Exercise
Copy out the whole listing exactly as written, leaving the pictures behind.

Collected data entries
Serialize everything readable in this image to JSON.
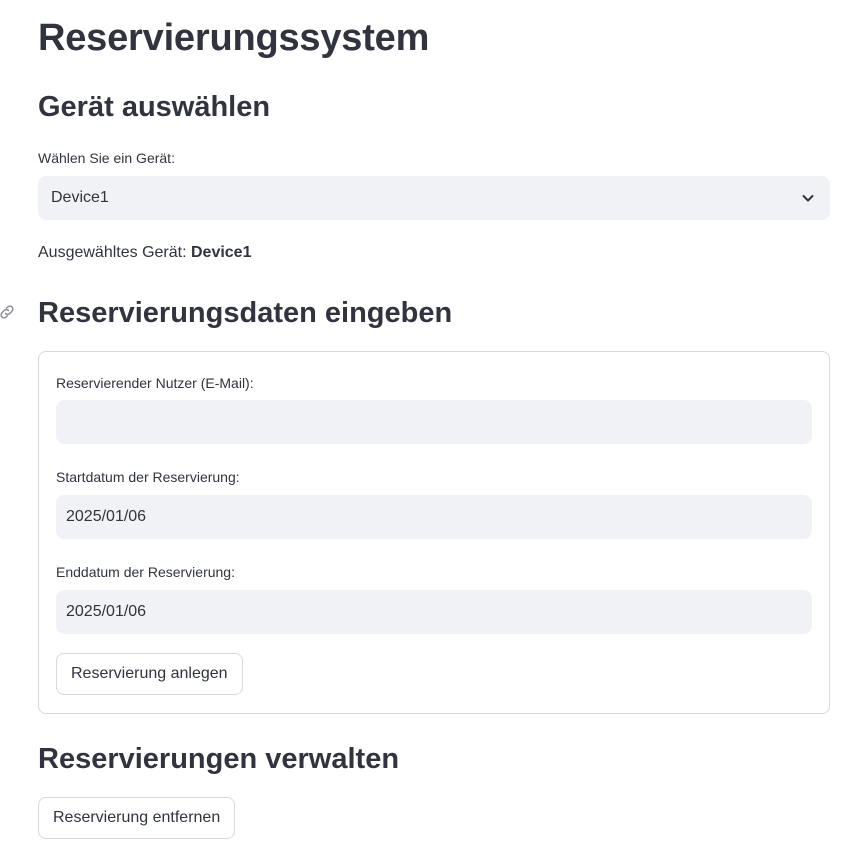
{
  "page": {
    "title": "Reservierungssystem"
  },
  "device_section": {
    "heading": "Gerät auswählen",
    "select_label": "Wählen Sie ein Gerät:",
    "selected_value": "Device1",
    "selected_info_prefix": "Ausgewähltes Gerät:",
    "selected_info_value": "Device1"
  },
  "reservation_form": {
    "heading": "Reservierungsdaten eingeben",
    "email_label": "Reservierender Nutzer (E-Mail):",
    "email_value": "",
    "start_label": "Startdatum der Reservierung:",
    "start_value": "2025/01/06",
    "end_label": "Enddatum der Reservierung:",
    "end_value": "2025/01/06",
    "submit_label": "Reservierung anlegen"
  },
  "manage_section": {
    "heading": "Reservierungen verwalten",
    "remove_label": "Reservierung entfernen"
  },
  "icons": {
    "anchor": "link-icon",
    "dropdown": "chevron-down-icon"
  }
}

Solution for this exercise
Serialize everything readable in this image to JSON.
{
  "page": {
    "title": "Reservierungssystem"
  },
  "device_section": {
    "heading": "Gerät auswählen",
    "select_label": "Wählen Sie ein Gerät:",
    "selected_value": "Device1",
    "selected_info_prefix": "Ausgewähltes Gerät:",
    "selected_info_value": "Device1"
  },
  "reservation_form": {
    "heading": "Reservierungsdaten eingeben",
    "email_label": "Reservierender Nutzer (E-Mail):",
    "email_value": "",
    "start_label": "Startdatum der Reservierung:",
    "start_value": "2025/01/06",
    "end_label": "Enddatum der Reservierung:",
    "end_value": "2025/01/06",
    "submit_label": "Reservierung anlegen"
  },
  "manage_section": {
    "heading": "Reservierungen verwalten",
    "remove_label": "Reservierung entfernen"
  },
  "icons": {
    "anchor": "link-icon",
    "dropdown": "chevron-down-icon"
  }
}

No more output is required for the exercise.